Exercise objective => Write out every line of the material as it stands, apart from the pictures.

Data supplied =>
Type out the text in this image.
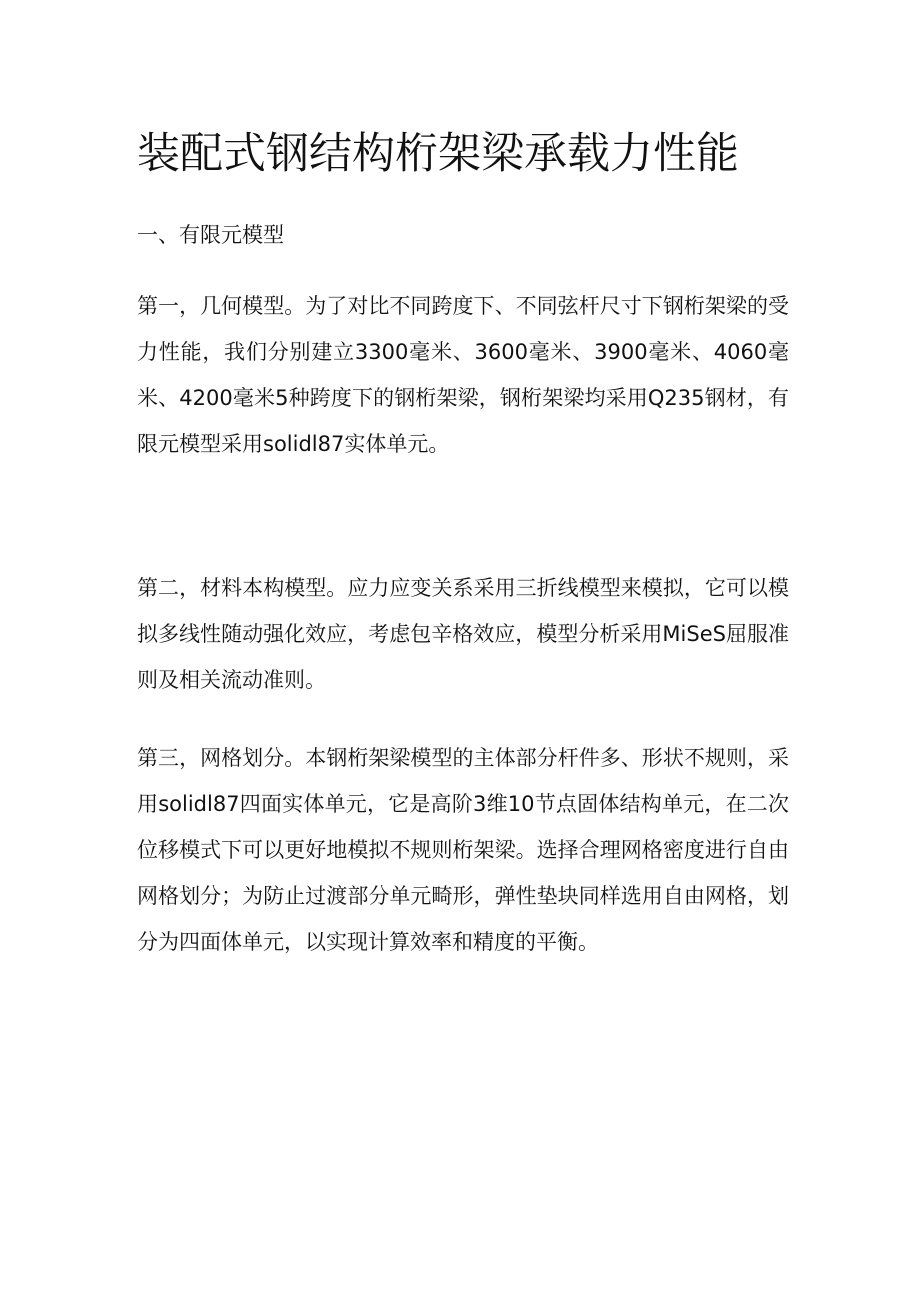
装配式钢结构桁架梁承载力性能
一、有限元模型

第一，几何模型。为了对比不同跨度下、不同弦杆尺寸下钢桁架梁的受力性能，我们分别建立3300毫米、3600毫米、3900毫米、4060毫米、4200毫米5种跨度下的钢桁架梁，钢桁架梁均采用Q235钢材，有限元模型采用solidl87实体单元。

第二，材料本构模型。应力应变关系采用三折线模型来模拟，它可以模拟多线性随动强化效应，考虑包辛格效应，模型分析采用MiSeS屈服准则及相关流动准则。

第三，网格划分。本钢桁架梁模型的主体部分杆件多、形状不规则，采用solidl87四面实体单元，它是高阶3维10节点固体结构单元，在二次位移模式下可以更好地模拟不规则桁架梁。选择合理网格密度进行自由网格划分；为防止过渡部分单元畸形，弹性垫块同样选用自由网格，划分为四面体单元，以实现计算效率和精度的平衡。
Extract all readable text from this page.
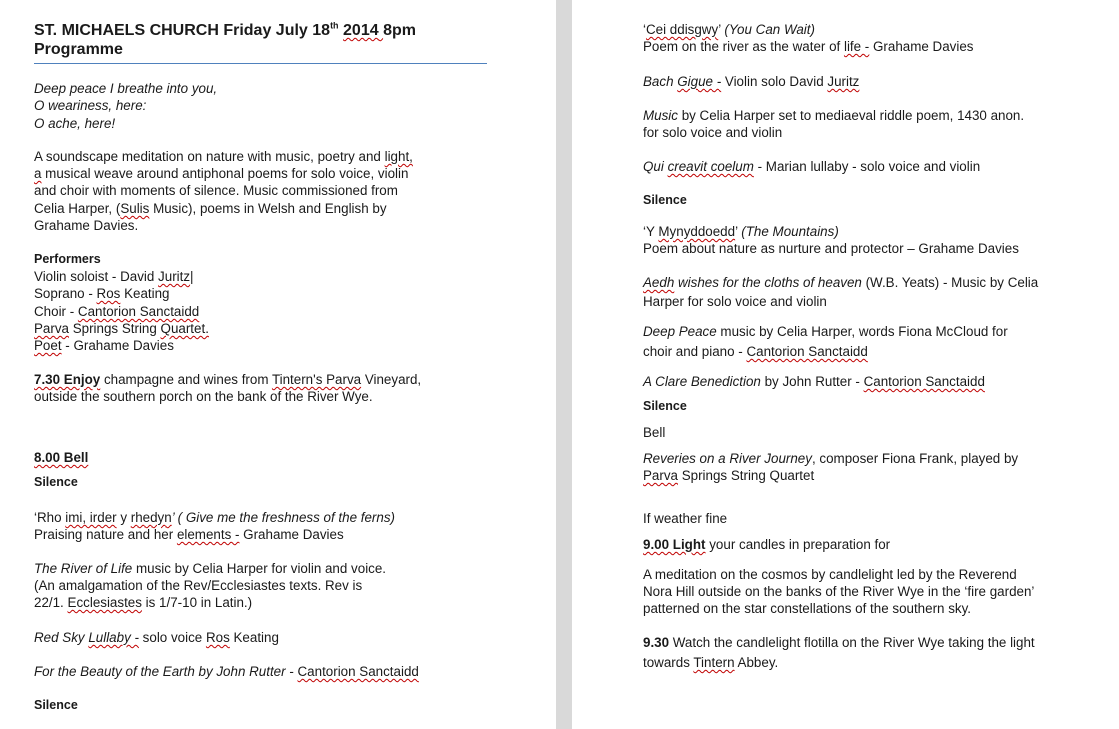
ST. MICHAELS CHURCH Friday July 18th 2014 8pm
Programme
Deep peace I breathe into you,
O weariness, here:
O ache, here!
A soundscape meditation on nature with music, poetry and light,
a musical weave around antiphonal poems for solo voice, violin
and choir with moments of silence. Music commissioned from
Celia Harper, (Sulis Music), poems in Welsh and English by
Grahame Davies.
Performers
Violin soloist - David Juritz|
Soprano - Ros Keating
Choir - Cantorion Sanctaidd
Parva Springs String Quartet.
Poet - Grahame Davies
7.30 Enjoy champagne and wines from Tintern's Parva Vineyard,
outside the southern porch on the bank of the River Wye.
8.00 Bell
Silence
‘Rho imi, irder y rhedyn’ ( Give me the freshness of the ferns)
Praising nature and her elements - Grahame Davies
The River of Life music by Celia Harper for violin and voice.
(An amalgamation of the Rev/Ecclesiastes texts. Rev is
22/1. Ecclesiastes is 1/7-10 in Latin.)
Red Sky Lullaby - solo voice Ros Keating
For the Beauty of the Earth by John Rutter - Cantorion Sanctaidd
Silence
‘Cei ddisgwy’ (You Can Wait)
Poem on the river as the water of life - Grahame Davies
Bach Gigue - Violin solo David Juritz
Music by Celia Harper set to mediaeval riddle poem, 1430 anon.
for solo voice and violin
Qui creavit coelum - Marian lullaby - solo voice and violin
Silence
‘Y Mynyddoedd’ (The Mountains)
Poem about nature as nurture and protector – Grahame Davies
Aedh wishes for the cloths of heaven (W.B. Yeats) - Music by Celia
Harper for solo voice and violin
Deep Peace music by Celia Harper, words Fiona McCloud for
choir and piano - Cantorion Sanctaidd
A Clare Benediction by John Rutter - Cantorion Sanctaidd
Silence
Bell
Reveries on a River Journey, composer Fiona Frank, played by
Parva Springs String Quartet
If weather fine
9.00 Light your candles in preparation for
A meditation on the cosmos by candlelight led by the Reverend
Nora Hill outside on the banks of the River Wye in the ‘fire garden’
patterned on the star constellations of the southern sky.
9.30 Watch the candlelight flotilla on the River Wye taking the light
towards Tintern Abbey.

Answer to this task =>
Type out the text in this image.
装配式钢结构桁架梁承载力性能
一、有限元模型

第一，几何模型。为了对比不同跨度下、不同弦杆尺寸下钢桁架梁的受力性能，我们分别建立3300毫米、3600毫米、3900毫米、4060毫米、4200毫米5种跨度下的钢桁架梁，钢桁架梁均采用Q235钢材，有限元模型采用solidl87实体单元。

第二，材料本构模型。应力应变关系采用三折线模型来模拟，它可以模拟多线性随动强化效应，考虑包辛格效应，模型分析采用MiSeS屈服准则及相关流动准则。

第三，网格划分。本钢桁架梁模型的主体部分杆件多、形状不规则，采用solidl87四面实体单元，它是高阶3维10节点固体结构单元，在二次位移模式下可以更好地模拟不规则桁架梁。选择合理网格密度进行自由网格划分；为防止过渡部分单元畸形，弹性垫块同样选用自由网格，划分为四面体单元，以实现计算效率和精度的平衡。
Extract all readable text from this page.
ST. MICHAELS CHURCH Friday July 18th 2014 8pm
Programme
Deep peace I breathe into you,
O weariness, here:
O ache, here!
A soundscape meditation on nature with music, poetry and light,
a musical weave around antiphonal poems for solo voice, violin
and choir with moments of silence. Music commissioned from
Celia Harper, (Sulis Music), poems in Welsh and English by
Grahame Davies.
Performers
Violin soloist - David Juritz|
Soprano - Ros Keating
Choir - Cantorion Sanctaidd
Parva Springs String Quartet.
Poet - Grahame Davies
7.30 Enjoy champagne and wines from Tintern's Parva Vineyard,
outside the southern porch on the bank of the River Wye.
8.00 Bell
Silence
‘Rho imi, irder y rhedyn’ ( Give me the freshness of the ferns)
Praising nature and her elements - Grahame Davies
The River of Life music by Celia Harper for violin and voice.
(An amalgamation of the Rev/Ecclesiastes texts. Rev is
22/1. Ecclesiastes is 1/7-10 in Latin.)
Red Sky Lullaby - solo voice Ros Keating
For the Beauty of the Earth by John Rutter - Cantorion Sanctaidd
Silence
‘Cei ddisgwy’ (You Can Wait)
Poem on the river as the water of life - Grahame Davies
Bach Gigue - Violin solo David Juritz
Music by Celia Harper set to mediaeval riddle poem, 1430 anon.
for solo voice and violin
Qui creavit coelum - Marian lullaby - solo voice and violin
Silence
‘Y Mynyddoedd’ (The Mountains)
Poem about nature as nurture and protector – Grahame Davies
Aedh wishes for the cloths of heaven (W.B. Yeats) - Music by Celia
Harper for solo voice and violin
Deep Peace music by Celia Harper, words Fiona McCloud for
choir and piano - Cantorion Sanctaidd
A Clare Benediction by John Rutter - Cantorion Sanctaidd
Silence
Bell
Reveries on a River Journey, composer Fiona Frank, played by
Parva Springs String Quartet
If weather fine
9.00 Light your candles in preparation for
A meditation on the cosmos by candlelight led by the Reverend
Nora Hill outside on the banks of the River Wye in the ‘fire garden’
patterned on the star constellations of the southern sky.
9.30 Watch the candlelight flotilla on the River Wye taking the light
towards Tintern Abbey.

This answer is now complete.